Written instruction:
Answer these questions from the report on Spain's snap election below:
(a) Since when has Spain had no far-right party to speak of?
(b) With over 60 percent of votes counted, how many lawmakers had the Socialist Party gained, and out of how many seats?
(c) Which far-left party will Sanchez have to forge agreements with?

Spain PM wins snap polls marked by far-right emergence

Spain\’s socialist prime minister was on course to win snap elections on Sunday but without the necessary majority to govern as far-right party Vox prepares to enter parliament for the first time, partial results showed.
The results raise the spectre of another period of instability for Spain since the end of two-party politics, with Pedro Sanchez having to forge alliances with hostile rivals in an environment that has soured since Catalonia\’s failed secession bid in 2017.
The most significant new development is the emergence of far-right party Vox in a country that has had no far-right party to speak of since the death of dictator Francisco Franco in 1975.
With over 60 percent of votes counted, Sanchez\’s Socialist Party had gained 124 lawmakers out of 350, or more than 29 percent of votes, still far from an absolute majority.
That means Sanchez will have to forge agreements with far-left Podemos and possibly smaller groupings like Catalan separatist parties, as he did over the past 10 months.

Data provided:
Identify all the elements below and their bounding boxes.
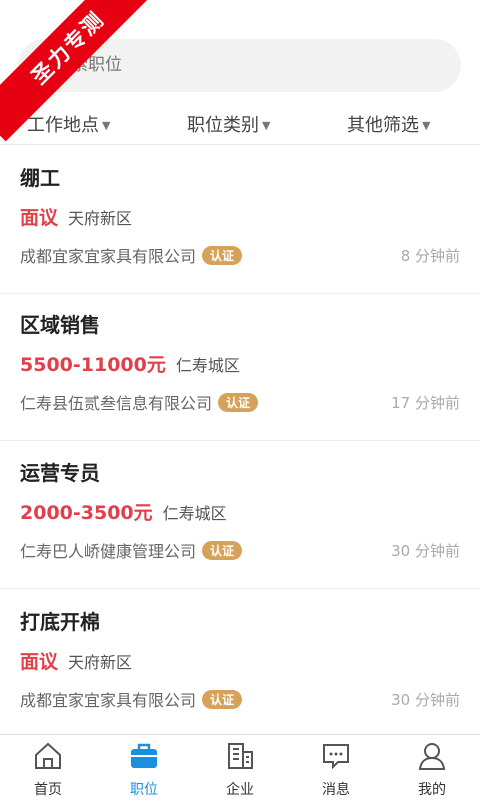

Solution for this problem:
(a) Since the death of dictator Francisco Franco in 1975.
(b) 124 lawmakers out of 350.
(c) Podemos.